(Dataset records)
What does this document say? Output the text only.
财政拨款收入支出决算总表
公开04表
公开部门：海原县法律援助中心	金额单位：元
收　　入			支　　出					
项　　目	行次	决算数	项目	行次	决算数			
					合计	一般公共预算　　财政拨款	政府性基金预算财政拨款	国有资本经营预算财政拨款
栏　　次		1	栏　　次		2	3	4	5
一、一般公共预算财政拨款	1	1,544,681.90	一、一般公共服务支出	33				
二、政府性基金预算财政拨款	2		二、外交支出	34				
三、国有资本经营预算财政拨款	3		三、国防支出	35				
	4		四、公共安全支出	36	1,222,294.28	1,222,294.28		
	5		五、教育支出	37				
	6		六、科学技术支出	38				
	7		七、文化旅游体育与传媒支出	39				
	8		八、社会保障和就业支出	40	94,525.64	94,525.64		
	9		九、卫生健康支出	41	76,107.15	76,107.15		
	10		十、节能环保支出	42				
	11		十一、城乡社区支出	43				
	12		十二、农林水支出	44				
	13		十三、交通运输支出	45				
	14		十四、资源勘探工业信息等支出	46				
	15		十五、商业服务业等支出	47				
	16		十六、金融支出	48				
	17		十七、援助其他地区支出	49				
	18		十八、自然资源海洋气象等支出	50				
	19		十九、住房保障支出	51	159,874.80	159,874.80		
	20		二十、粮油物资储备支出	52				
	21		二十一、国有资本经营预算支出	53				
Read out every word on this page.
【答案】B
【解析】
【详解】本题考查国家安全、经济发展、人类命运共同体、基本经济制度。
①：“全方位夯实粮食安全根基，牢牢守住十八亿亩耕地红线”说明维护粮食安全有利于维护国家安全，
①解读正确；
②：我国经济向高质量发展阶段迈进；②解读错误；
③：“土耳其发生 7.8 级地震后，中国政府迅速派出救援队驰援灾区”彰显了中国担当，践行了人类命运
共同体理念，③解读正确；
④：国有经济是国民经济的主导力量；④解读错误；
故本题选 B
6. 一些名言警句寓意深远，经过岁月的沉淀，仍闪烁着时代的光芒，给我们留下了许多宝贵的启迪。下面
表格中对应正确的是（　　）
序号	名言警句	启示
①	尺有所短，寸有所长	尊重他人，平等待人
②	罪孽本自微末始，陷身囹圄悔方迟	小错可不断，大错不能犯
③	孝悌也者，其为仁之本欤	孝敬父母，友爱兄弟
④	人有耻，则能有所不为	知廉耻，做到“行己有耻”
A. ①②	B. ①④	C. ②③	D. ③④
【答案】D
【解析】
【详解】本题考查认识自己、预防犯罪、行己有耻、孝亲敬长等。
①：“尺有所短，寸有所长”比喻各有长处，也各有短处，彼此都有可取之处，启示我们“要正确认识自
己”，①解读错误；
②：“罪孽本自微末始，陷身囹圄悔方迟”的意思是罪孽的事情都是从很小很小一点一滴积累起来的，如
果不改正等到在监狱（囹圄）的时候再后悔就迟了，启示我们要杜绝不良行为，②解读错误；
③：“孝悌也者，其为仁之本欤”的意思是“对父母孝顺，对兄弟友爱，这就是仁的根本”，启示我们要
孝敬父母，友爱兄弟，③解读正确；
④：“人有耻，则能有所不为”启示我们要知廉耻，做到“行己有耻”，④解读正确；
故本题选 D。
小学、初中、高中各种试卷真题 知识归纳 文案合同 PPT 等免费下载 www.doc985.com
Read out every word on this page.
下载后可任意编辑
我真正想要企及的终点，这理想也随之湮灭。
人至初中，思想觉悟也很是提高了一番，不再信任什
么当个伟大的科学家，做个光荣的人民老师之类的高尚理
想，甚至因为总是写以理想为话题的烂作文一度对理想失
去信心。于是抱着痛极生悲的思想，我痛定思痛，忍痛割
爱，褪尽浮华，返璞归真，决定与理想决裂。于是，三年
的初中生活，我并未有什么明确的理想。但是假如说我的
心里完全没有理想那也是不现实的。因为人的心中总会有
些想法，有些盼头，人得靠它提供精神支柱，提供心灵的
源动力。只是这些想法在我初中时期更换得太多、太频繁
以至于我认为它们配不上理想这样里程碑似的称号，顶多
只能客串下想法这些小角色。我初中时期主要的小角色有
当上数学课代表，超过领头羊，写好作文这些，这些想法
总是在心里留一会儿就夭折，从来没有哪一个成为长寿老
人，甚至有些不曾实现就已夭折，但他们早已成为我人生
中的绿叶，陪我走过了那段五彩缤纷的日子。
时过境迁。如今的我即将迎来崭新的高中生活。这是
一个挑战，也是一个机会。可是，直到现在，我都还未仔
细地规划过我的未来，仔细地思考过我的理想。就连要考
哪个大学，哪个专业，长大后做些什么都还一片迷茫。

#### What is required:
Here, the records must be output exactly and in full.

#### Output for this task:
What does this document say? Output the text only.
财政拨款收入支出决算总表
公开04表
公开部门：海原县法律援助中心	金额单位：元
收　　入			支　　出					
项　　目	行次	决算数	项目	行次	决算数			
					合计	一般公共预算　　财政拨款	政府性基金预算财政拨款	国有资本经营预算财政拨款
栏　　次		1	栏　　次		2	3	4	5
一、一般公共预算财政拨款	1	1,544,681.90	一、一般公共服务支出	33				
二、政府性基金预算财政拨款	2		二、外交支出	34				
三、国有资本经营预算财政拨款	3		三、国防支出	35				
	4		四、公共安全支出	36	1,222,294.28	1,222,294.28		
	5		五、教育支出	37				
	6		六、科学技术支出	38				
	7		七、文化旅游体育与传媒支出	39				
	8		八、社会保障和就业支出	40	94,525.64	94,525.64		
	9		九、卫生健康支出	41	76,107.15	76,107.15		
	10		十、节能环保支出	42				
	11		十一、城乡社区支出	43				
	12		十二、农林水支出	44				
	13		十三、交通运输支出	45				
	14		十四、资源勘探工业信息等支出	46				
	15		十五、商业服务业等支出	47				
	16		十六、金融支出	48				
	17		十七、援助其他地区支出	49				
	18		十八、自然资源海洋气象等支出	50				
	19		十九、住房保障支出	51	159,874.80	159,874.80		
	20		二十、粮油物资储备支出	52				
	21		二十一、国有资本经营预算支出	53				
Read out every word on this page.
【答案】B
【解析】
【详解】本题考查国家安全、经济发展、人类命运共同体、基本经济制度。
①：“全方位夯实粮食安全根基，牢牢守住十八亿亩耕地红线”说明维护粮食安全有利于维护国家安全，
①解读正确；
②：我国经济向高质量发展阶段迈进；②解读错误；
③：“土耳其发生 7.8 级地震后，中国政府迅速派出救援队驰援灾区”彰显了中国担当，践行了人类命运
共同体理念，③解读正确；
④：国有经济是国民经济的主导力量；④解读错误；
故本题选 B
6. 一些名言警句寓意深远，经过岁月的沉淀，仍闪烁着时代的光芒，给我们留下了许多宝贵的启迪。下面
表格中对应正确的是（　　）
序号	名言警句	启示
①	尺有所短，寸有所长	尊重他人，平等待人
②	罪孽本自微末始，陷身囹圄悔方迟	小错可不断，大错不能犯
③	孝悌也者，其为仁之本欤	孝敬父母，友爱兄弟
④	人有耻，则能有所不为	知廉耻，做到“行己有耻”
A. ①②	B. ①④	C. ②③	D. ③④
【答案】D
【解析】
【详解】本题考查认识自己、预防犯罪、行己有耻、孝亲敬长等。
①：“尺有所短，寸有所长”比喻各有长处，也各有短处，彼此都有可取之处，启示我们“要正确认识自
己”，①解读错误；
②：“罪孽本自微末始，陷身囹圄悔方迟”的意思是罪孽的事情都是从很小很小一点一滴积累起来的，如
果不改正等到在监狱（囹圄）的时候再后悔就迟了，启示我们要杜绝不良行为，②解读错误；
③：“孝悌也者，其为仁之本欤”的意思是“对父母孝顺，对兄弟友爱，这就是仁的根本”，启示我们要
孝敬父母，友爱兄弟，③解读正确；
④：“人有耻，则能有所不为”启示我们要知廉耻，做到“行己有耻”，④解读正确；
故本题选 D。
小学、初中、高中各种试卷真题 知识归纳 文案合同 PPT 等免费下载 www.doc985.com
Read out every word on this page.
下载后可任意编辑
我真正想要企及的终点，这理想也随之湮灭。
人至初中，思想觉悟也很是提高了一番，不再信任什
么当个伟大的科学家，做个光荣的人民老师之类的高尚理
想，甚至因为总是写以理想为话题的烂作文一度对理想失
去信心。于是抱着痛极生悲的思想，我痛定思痛，忍痛割
爱，褪尽浮华，返璞归真，决定与理想决裂。于是，三年
的初中生活，我并未有什么明确的理想。但是假如说我的
心里完全没有理想那也是不现实的。因为人的心中总会有
些想法，有些盼头，人得靠它提供精神支柱，提供心灵的
源动力。只是这些想法在我初中时期更换得太多、太频繁
以至于我认为它们配不上理想这样里程碑似的称号，顶多
只能客串下想法这些小角色。我初中时期主要的小角色有
当上数学课代表，超过领头羊，写好作文这些，这些想法
总是在心里留一会儿就夭折，从来没有哪一个成为长寿老
人，甚至有些不曾实现就已夭折，但他们早已成为我人生
中的绿叶，陪我走过了那段五彩缤纷的日子。
时过境迁。如今的我即将迎来崭新的高中生活。这是
一个挑战，也是一个机会。可是，直到现在，我都还未仔
细地规划过我的未来，仔细地思考过我的理想。就连要考
哪个大学，哪个专业，长大后做些什么都还一片迷茫。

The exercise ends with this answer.